Given exercise |
Only lines holding the word "this" should be copied from the material.

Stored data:
^^^^^^^^
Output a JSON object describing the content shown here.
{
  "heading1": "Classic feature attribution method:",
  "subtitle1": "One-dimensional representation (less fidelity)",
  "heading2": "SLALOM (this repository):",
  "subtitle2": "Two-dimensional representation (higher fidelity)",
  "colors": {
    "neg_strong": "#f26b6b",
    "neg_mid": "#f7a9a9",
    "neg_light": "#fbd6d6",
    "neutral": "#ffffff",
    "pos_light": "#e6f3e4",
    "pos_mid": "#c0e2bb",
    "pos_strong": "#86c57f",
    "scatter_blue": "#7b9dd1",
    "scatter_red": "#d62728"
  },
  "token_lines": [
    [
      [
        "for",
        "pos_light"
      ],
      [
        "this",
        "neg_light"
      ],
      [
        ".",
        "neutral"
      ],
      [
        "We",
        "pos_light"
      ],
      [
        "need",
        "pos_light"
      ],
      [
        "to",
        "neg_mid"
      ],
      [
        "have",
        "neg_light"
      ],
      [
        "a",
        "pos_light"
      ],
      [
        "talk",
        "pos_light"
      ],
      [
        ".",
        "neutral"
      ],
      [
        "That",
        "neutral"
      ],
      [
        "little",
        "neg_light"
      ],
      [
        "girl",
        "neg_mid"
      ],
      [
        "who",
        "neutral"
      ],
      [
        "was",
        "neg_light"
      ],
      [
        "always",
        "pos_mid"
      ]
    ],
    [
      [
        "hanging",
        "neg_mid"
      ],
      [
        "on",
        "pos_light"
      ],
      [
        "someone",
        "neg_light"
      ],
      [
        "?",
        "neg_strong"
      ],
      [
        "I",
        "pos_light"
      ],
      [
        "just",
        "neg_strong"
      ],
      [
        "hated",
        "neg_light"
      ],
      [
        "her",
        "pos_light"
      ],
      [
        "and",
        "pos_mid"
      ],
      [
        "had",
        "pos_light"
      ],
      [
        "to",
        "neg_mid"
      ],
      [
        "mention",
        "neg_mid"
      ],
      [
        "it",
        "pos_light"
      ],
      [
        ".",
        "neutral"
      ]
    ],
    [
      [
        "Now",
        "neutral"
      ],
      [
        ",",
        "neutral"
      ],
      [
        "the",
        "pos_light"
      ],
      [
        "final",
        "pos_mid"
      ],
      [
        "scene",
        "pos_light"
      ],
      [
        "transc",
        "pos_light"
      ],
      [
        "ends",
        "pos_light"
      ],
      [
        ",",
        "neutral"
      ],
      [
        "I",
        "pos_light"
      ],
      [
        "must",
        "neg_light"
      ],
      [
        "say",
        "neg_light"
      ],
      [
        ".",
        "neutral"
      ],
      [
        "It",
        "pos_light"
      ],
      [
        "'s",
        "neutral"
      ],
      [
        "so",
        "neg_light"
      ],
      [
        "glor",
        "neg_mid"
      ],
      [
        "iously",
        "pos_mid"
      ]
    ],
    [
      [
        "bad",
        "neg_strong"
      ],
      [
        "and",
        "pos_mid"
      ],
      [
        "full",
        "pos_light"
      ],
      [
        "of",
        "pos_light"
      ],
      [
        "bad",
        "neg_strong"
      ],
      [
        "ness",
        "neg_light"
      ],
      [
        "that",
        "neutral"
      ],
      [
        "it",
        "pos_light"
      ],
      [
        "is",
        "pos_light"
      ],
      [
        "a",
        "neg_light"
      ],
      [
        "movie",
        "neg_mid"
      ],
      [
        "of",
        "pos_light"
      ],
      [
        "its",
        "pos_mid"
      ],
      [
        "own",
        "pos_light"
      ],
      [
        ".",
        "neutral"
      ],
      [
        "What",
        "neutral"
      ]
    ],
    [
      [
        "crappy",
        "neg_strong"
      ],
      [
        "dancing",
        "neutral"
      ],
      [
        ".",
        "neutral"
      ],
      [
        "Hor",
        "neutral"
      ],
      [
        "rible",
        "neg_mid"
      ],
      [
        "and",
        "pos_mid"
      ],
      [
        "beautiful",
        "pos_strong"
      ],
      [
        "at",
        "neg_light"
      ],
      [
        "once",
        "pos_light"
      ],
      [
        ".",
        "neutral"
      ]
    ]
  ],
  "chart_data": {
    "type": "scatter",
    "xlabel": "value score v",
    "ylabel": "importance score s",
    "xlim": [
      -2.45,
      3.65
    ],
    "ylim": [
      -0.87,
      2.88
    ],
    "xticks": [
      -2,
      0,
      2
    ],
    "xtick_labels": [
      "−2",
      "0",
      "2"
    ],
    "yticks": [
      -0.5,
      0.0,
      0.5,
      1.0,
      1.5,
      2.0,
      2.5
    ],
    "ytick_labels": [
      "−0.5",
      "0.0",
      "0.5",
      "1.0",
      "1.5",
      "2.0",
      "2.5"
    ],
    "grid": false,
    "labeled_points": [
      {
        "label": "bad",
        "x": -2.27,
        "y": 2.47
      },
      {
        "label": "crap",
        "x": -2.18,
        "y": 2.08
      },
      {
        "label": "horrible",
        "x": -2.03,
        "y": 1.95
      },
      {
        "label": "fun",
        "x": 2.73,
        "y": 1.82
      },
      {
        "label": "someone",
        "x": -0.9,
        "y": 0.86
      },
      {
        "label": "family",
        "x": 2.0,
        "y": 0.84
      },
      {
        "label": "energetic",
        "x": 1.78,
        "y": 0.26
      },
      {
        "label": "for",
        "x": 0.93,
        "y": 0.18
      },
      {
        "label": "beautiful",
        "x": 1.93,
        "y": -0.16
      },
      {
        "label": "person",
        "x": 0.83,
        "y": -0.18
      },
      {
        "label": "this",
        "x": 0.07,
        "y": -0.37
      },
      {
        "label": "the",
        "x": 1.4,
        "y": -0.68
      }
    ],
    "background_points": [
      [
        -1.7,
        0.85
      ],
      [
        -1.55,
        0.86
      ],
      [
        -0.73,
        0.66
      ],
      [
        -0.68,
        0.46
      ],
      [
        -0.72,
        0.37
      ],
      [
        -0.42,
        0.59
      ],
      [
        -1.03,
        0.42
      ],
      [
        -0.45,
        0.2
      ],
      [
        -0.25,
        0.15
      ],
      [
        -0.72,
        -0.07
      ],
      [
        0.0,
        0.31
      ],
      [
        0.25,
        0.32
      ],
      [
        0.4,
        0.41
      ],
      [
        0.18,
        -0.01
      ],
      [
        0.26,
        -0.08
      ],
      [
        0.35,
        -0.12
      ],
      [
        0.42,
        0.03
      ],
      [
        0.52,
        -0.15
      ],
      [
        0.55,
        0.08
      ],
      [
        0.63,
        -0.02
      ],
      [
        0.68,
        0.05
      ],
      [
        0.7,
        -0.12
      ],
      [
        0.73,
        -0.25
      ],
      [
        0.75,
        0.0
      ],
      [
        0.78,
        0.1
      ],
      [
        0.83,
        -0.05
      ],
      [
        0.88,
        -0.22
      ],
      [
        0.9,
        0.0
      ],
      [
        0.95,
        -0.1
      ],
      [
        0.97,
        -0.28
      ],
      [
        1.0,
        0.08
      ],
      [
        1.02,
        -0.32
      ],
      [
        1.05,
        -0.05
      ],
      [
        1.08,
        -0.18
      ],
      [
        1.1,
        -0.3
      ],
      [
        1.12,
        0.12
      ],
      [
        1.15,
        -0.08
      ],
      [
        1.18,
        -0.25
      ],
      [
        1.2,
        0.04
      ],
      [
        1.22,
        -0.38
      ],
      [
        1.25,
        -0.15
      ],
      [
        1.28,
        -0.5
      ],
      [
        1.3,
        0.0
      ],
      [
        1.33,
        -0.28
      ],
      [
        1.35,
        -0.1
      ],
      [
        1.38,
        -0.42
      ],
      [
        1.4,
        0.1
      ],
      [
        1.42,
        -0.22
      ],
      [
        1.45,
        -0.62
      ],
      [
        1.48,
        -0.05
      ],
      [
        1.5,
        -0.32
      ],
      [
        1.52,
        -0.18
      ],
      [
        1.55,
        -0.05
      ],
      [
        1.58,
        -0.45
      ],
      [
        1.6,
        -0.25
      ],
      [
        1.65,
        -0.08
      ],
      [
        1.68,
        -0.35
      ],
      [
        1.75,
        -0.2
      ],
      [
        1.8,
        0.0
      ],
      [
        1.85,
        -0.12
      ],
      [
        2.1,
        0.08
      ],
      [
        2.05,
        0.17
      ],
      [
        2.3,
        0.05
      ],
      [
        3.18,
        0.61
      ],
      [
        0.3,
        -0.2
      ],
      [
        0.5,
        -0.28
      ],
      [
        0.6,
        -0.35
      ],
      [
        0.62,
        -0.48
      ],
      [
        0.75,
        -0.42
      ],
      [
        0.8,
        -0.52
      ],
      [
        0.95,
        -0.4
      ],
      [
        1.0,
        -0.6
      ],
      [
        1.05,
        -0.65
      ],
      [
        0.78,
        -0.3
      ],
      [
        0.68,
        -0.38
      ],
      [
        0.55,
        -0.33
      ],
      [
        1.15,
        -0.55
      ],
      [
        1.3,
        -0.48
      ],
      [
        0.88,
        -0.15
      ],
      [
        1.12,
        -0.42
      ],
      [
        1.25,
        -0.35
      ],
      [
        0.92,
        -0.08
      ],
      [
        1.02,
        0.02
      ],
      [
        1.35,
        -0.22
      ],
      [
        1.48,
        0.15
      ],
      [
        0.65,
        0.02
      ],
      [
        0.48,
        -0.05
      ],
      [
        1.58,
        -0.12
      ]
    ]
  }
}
^^^^^^^^
Expected answer |
  "heading2": "SLALOM (this repository):",
        "this",
        "label": "this",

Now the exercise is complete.